> _Text section_
= Beginning of Section =
SPEAKER_03Including your breath. Every breath, every heartbeat. And that's where that fall into his arms, surrender. And it's a spiritual discipline, for me, it's a spiritual discipline, a spiritual exercise. When the heat comes and you run down, you know, you send your mind and your heart down, like sterile. Glory to God. And when you run like that, it starts to become second nature, right? Where there's the quote bad moves, you think it's bad moves, and it hurts, and your chest gets tight, and you run down. And it's a spiritual exercise. I've actually worked that spiritual muscle, at least for me, and I hope that I can help others who may be running.
SPEAKER_00Exactly for me, that same way too, because a huge mistake I made for many years was okay, the Lord saved me. Now I've got to fix myself. Now I've got to go through the whole, I've got to do the sanctifying and I've got to be the good little girl and all that. Not that I want to be a bad little girl, but I've got to finish this work. I took me a while, even though I read the scripture, that it's the Lord who begins and ends. He's the author and the finisher of our faith. Um read that, but it really didn't sink in, you know, where it was operating in a more relaxed obedience as Lewis's word of relaxed obedience, that God's gonna finish me up and make me exactly what he wants to make me, and I will be happy with that. I don't need to be worried about I've got to add something to his work. Yeah. No. That's so awful.
SPEAKER_04It's the Galatian heresy, right? You fools who has bewitched you. Exactly. You've begun by the spirit, now you think you're gonna finish it by the flesh. Come on. That's essentially Paul's argument in Galatians.
SPEAKER_00That opens the door for so many really weird legalistic things. Okay. Like when my parents first went to Somalia, way back when they were Mennonites, and they went under the the uh structure of the Lancaster Mennonite, and for them, my dad's shoes had to be black, they couldn't be brown. And my mom's hair had to be over her over her ears, couldn't, I mean, behind her ears, it couldn't be over. Now, is that not the most ridiculous thing you ever heard? But that's what legalism does. It gets tighter and tighter and more, you know, little and little and petty and putting tassels on it. The Pharisees did it, but people, other people, everybody in every church tradition will go that way as if they don't keep tight on the Lord Jesus and his grace. They'll go that way one way or another.
= End of Section =
> _Data_
= Beginning of Section =
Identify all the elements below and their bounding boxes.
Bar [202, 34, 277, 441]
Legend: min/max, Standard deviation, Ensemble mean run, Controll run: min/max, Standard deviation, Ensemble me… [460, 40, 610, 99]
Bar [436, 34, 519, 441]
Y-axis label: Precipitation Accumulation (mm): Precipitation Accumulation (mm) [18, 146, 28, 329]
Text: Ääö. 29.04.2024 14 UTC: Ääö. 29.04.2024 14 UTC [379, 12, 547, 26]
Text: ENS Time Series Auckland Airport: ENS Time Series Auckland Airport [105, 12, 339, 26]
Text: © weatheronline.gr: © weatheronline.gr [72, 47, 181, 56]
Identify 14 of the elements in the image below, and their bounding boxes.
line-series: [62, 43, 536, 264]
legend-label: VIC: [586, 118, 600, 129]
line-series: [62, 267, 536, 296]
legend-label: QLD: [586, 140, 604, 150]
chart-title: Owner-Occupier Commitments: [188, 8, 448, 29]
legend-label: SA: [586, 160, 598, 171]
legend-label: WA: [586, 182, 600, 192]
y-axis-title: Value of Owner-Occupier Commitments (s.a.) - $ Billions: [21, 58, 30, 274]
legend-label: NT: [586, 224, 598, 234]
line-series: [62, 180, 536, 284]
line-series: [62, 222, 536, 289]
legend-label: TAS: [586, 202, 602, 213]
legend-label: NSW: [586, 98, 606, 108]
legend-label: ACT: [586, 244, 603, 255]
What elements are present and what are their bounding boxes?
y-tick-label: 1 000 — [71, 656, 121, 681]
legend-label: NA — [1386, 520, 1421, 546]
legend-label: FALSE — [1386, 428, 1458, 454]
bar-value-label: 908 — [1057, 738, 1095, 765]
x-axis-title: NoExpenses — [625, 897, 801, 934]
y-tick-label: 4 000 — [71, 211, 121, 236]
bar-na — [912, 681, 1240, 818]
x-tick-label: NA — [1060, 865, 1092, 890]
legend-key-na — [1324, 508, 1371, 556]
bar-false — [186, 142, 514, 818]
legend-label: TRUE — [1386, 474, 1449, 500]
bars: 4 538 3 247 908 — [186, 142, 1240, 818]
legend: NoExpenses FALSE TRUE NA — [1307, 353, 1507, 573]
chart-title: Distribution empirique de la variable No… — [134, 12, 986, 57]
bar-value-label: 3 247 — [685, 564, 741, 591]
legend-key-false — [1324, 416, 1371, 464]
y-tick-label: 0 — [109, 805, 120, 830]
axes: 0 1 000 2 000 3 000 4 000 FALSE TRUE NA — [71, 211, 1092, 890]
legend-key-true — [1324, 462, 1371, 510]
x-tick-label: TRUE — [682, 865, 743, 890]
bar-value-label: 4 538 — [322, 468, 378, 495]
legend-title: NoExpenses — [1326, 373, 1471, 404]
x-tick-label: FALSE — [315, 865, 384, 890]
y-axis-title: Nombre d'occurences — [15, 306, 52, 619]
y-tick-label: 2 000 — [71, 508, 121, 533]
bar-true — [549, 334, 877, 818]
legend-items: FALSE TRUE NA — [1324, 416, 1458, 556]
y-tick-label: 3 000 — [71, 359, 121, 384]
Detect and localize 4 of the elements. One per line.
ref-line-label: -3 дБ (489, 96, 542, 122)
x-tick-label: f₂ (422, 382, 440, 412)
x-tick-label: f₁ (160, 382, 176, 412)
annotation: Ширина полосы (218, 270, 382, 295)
= End of Section =
> _Your instructions_
In the conversation transcript, what color did the father's shoes have to be under the Lancaster Mennonite structure? The records are separate material, apart from the conversation transcript.

> _Result below_
Black; they couldn't be brown.